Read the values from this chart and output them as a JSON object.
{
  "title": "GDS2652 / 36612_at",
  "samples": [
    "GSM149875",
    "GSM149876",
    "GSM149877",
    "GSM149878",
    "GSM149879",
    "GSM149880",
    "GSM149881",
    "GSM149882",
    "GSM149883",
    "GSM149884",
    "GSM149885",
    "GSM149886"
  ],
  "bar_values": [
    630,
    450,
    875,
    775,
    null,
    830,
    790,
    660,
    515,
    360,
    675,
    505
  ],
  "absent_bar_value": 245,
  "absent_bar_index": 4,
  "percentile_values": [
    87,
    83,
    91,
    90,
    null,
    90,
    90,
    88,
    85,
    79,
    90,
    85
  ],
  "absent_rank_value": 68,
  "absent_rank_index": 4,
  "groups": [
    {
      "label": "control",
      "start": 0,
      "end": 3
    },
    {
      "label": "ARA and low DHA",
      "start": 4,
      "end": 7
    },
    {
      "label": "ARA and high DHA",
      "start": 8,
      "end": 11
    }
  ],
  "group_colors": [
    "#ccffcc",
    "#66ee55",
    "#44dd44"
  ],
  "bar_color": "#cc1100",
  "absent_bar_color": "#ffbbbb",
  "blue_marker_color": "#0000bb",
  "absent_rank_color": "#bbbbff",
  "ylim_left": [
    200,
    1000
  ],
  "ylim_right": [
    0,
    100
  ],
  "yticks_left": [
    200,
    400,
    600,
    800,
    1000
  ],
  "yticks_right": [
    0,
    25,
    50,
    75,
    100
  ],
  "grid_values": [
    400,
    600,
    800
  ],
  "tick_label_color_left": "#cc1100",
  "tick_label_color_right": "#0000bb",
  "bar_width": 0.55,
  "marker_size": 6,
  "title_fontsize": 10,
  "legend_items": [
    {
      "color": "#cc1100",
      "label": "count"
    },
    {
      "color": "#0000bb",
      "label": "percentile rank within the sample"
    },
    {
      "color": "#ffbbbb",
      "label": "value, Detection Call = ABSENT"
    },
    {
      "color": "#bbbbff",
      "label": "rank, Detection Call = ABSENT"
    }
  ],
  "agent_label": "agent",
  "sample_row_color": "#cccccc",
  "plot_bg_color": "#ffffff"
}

···

Exercise description: Extract every record and return it verbatim.

Problem solution:
Read the values from this chart and output them as a JSON object.
{
  "title": "GDS2652 / 36612_at",
  "samples": [
    "GSM149875",
    "GSM149876",
    "GSM149877",
    "GSM149878",
    "GSM149879",
    "GSM149880",
    "GSM149881",
    "GSM149882",
    "GSM149883",
    "GSM149884",
    "GSM149885",
    "GSM149886"
  ],
  "bar_values": [
    630,
    450,
    875,
    775,
    null,
    830,
    790,
    660,
    515,
    360,
    675,
    505
  ],
  "absent_bar_value": 245,
  "absent_bar_index": 4,
  "percentile_values": [
    87,
    83,
    91,
    90,
    null,
    90,
    90,
    88,
    85,
    79,
    90,
    85
  ],
  "absent_rank_value": 68,
  "absent_rank_index": 4,
  "groups": [
    {
      "label": "control",
      "start": 0,
      "end": 3
    },
    {
      "label": "ARA and low DHA",
      "start": 4,
      "end": 7
    },
    {
      "label": "ARA and high DHA",
      "start": 8,
      "end": 11
    }
  ],
  "group_colors": [
    "#ccffcc",
    "#66ee55",
    "#44dd44"
  ],
  "bar_color": "#cc1100",
  "absent_bar_color": "#ffbbbb",
  "blue_marker_color": "#0000bb",
  "absent_rank_color": "#bbbbff",
  "ylim_left": [
    200,
    1000
  ],
  "ylim_right": [
    0,
    100
  ],
  "yticks_left": [
    200,
    400,
    600,
    800,
    1000
  ],
  "yticks_right": [
    0,
    25,
    50,
    75,
    100
  ],
  "grid_values": [
    400,
    600,
    800
  ],
  "tick_label_color_left": "#cc1100",
  "tick_label_color_right": "#0000bb",
  "bar_width": 0.55,
  "marker_size": 6,
  "title_fontsize": 10,
  "legend_items": [
    {
      "color": "#cc1100",
      "label": "count"
    },
    {
      "color": "#0000bb",
      "label": "percentile rank within the sample"
    },
    {
      "color": "#ffbbbb",
      "label": "value, Detection Call = ABSENT"
    },
    {
      "color": "#bbbbff",
      "label": "rank, Detection Call = ABSENT"
    }
  ],
  "agent_label": "agent",
  "sample_row_color": "#cccccc",
  "plot_bg_color": "#ffffff"
}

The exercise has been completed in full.